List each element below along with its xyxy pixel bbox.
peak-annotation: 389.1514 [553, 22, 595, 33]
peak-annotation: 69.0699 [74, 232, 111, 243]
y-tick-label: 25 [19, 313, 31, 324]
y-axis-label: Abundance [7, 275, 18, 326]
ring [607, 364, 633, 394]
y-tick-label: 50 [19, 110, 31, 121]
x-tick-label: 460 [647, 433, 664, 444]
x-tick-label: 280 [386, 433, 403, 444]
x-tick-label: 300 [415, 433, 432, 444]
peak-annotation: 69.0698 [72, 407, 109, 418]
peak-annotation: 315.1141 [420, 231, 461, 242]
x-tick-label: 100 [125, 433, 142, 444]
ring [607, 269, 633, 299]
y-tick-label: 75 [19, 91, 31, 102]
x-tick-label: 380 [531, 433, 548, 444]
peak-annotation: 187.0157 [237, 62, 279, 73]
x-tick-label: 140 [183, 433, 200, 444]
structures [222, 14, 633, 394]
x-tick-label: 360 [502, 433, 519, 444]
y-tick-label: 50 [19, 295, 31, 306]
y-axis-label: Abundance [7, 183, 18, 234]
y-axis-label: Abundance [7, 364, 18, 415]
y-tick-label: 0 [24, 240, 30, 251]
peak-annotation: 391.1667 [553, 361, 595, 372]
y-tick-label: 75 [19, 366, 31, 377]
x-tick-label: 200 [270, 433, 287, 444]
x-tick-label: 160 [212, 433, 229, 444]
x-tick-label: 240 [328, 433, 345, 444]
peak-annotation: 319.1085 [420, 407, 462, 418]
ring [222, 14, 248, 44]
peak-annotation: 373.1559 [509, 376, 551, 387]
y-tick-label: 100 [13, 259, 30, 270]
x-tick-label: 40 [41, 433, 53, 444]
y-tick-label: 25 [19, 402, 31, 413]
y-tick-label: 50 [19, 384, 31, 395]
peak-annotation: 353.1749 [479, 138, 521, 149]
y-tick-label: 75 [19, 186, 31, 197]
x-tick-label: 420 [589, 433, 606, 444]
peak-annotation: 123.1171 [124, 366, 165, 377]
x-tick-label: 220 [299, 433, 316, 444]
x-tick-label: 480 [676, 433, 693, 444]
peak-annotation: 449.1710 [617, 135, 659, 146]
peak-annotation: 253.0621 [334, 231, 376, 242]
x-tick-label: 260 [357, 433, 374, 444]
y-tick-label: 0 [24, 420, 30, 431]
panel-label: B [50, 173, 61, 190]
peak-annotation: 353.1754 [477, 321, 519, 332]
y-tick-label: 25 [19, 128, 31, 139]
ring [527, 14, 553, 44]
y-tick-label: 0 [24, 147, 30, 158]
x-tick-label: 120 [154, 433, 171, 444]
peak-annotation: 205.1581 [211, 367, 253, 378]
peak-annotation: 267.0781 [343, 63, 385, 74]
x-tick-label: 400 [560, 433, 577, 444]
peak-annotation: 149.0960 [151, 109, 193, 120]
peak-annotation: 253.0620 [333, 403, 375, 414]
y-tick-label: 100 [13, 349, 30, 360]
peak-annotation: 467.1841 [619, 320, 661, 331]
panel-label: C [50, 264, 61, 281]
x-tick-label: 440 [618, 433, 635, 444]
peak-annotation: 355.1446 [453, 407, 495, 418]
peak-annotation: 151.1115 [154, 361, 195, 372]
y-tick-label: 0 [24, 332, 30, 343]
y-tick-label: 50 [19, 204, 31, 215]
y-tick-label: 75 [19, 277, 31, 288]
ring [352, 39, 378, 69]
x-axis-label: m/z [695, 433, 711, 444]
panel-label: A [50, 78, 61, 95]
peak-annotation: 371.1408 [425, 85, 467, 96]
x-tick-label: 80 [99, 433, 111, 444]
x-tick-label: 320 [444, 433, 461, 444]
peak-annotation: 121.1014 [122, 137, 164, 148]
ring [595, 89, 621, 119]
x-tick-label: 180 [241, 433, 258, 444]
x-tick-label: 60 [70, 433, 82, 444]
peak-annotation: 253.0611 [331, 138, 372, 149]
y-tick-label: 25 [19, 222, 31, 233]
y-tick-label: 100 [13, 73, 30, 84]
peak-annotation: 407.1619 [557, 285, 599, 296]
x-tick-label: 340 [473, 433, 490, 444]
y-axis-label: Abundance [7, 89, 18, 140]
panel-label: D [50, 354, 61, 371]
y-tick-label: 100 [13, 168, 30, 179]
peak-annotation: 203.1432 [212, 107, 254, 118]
- - - - - - -
Work to be completed:
Copy out the data word for word, from its first line through the line containing "y-tick-label: 100 [13, 259, 30, 270]", with both of those lines included.

Finished exercise:
List each element below along with its xyxy pixel bbox.
peak-annotation: 389.1514 [553, 22, 595, 33]
peak-annotation: 69.0699 [74, 232, 111, 243]
y-tick-label: 25 [19, 313, 31, 324]
y-axis-label: Abundance [7, 275, 18, 326]
ring [607, 364, 633, 394]
y-tick-label: 50 [19, 110, 31, 121]
x-tick-label: 460 [647, 433, 664, 444]
x-tick-label: 280 [386, 433, 403, 444]
x-tick-label: 300 [415, 433, 432, 444]
peak-annotation: 69.0698 [72, 407, 109, 418]
peak-annotation: 315.1141 [420, 231, 461, 242]
x-tick-label: 100 [125, 433, 142, 444]
ring [607, 269, 633, 299]
y-tick-label: 75 [19, 91, 31, 102]
x-tick-label: 380 [531, 433, 548, 444]
peak-annotation: 187.0157 [237, 62, 279, 73]
x-tick-label: 140 [183, 433, 200, 444]
structures [222, 14, 633, 394]
x-tick-label: 360 [502, 433, 519, 444]
y-tick-label: 50 [19, 295, 31, 306]
y-axis-label: Abundance [7, 183, 18, 234]
y-axis-label: Abundance [7, 364, 18, 415]
y-tick-label: 0 [24, 240, 30, 251]
peak-annotation: 391.1667 [553, 361, 595, 372]
y-tick-label: 75 [19, 366, 31, 377]
x-tick-label: 200 [270, 433, 287, 444]
x-tick-label: 160 [212, 433, 229, 444]
x-tick-label: 240 [328, 433, 345, 444]
peak-annotation: 319.1085 [420, 407, 462, 418]
ring [222, 14, 248, 44]
peak-annotation: 373.1559 [509, 376, 551, 387]
y-tick-label: 100 [13, 259, 30, 270]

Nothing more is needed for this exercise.